(Short exercise) Each line that contains the word "疾風知勁草" counts once; give the total for the records below and nothing else.

--- Begin Raw data ---

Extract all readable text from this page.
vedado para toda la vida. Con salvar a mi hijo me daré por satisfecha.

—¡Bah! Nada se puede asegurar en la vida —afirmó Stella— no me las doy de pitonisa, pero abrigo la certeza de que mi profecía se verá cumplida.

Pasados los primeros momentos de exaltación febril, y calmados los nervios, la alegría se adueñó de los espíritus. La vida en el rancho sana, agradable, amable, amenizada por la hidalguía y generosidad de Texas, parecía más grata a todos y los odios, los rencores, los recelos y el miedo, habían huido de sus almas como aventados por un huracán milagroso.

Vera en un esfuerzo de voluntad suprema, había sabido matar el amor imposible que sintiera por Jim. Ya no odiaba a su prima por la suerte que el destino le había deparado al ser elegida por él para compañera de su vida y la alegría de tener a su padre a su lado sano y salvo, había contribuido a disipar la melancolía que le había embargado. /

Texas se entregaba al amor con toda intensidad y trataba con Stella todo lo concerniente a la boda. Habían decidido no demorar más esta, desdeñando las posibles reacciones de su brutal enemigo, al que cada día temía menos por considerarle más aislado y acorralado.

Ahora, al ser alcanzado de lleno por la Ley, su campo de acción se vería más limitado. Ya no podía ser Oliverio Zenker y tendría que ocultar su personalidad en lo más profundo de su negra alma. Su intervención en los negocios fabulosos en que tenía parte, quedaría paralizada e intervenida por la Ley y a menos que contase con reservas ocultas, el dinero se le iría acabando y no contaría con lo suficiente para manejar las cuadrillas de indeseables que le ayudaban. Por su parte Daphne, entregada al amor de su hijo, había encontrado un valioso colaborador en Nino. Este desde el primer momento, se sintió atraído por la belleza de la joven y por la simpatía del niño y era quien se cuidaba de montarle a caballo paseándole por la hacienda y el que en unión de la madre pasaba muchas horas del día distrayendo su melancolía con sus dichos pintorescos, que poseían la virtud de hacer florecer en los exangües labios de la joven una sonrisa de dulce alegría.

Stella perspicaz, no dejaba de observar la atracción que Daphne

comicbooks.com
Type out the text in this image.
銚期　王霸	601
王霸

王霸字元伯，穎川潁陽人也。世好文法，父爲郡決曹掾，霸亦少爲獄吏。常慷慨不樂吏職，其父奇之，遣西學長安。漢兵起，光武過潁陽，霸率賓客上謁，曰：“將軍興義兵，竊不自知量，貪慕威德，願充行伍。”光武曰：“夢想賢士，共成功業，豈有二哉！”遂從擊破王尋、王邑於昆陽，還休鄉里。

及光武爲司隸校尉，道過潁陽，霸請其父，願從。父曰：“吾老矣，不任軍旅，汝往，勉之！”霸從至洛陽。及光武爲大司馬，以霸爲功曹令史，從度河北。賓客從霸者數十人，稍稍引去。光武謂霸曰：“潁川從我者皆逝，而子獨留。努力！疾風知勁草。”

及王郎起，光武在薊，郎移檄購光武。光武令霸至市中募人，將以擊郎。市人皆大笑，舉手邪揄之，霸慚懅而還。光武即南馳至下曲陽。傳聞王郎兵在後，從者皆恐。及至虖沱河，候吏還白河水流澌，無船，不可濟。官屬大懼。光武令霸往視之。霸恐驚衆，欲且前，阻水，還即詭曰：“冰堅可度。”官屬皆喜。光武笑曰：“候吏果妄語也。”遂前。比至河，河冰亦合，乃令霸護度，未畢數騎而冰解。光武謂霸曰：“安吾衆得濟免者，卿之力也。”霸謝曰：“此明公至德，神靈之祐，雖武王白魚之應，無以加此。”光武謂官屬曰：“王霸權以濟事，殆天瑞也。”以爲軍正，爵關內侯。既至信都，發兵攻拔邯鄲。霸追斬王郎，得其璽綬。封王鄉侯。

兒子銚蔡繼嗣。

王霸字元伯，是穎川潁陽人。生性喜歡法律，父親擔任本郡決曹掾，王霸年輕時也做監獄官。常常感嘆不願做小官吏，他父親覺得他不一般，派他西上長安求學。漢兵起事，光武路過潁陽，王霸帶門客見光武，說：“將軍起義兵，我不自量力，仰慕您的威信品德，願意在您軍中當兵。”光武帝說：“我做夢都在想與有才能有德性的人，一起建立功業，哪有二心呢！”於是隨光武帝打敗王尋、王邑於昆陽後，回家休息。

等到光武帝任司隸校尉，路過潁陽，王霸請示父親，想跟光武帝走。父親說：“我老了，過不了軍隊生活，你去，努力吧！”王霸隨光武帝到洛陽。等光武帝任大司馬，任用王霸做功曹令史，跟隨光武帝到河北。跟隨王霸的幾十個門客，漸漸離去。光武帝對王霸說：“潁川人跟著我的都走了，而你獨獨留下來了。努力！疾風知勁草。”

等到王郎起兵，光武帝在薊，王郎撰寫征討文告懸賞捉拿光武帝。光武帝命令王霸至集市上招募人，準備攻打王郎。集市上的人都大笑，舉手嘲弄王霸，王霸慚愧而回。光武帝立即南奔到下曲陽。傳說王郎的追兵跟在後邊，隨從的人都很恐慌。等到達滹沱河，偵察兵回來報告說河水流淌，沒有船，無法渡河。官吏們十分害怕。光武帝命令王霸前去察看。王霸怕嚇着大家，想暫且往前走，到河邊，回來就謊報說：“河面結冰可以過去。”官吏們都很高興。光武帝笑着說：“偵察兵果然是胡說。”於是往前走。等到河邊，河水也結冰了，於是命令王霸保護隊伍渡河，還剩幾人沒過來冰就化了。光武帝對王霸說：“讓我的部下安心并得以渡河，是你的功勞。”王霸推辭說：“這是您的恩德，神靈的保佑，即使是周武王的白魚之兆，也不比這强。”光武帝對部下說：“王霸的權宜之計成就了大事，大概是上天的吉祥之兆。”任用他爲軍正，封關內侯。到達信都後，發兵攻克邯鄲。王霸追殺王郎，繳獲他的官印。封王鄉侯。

--- End Raw data ---

(Final result) 2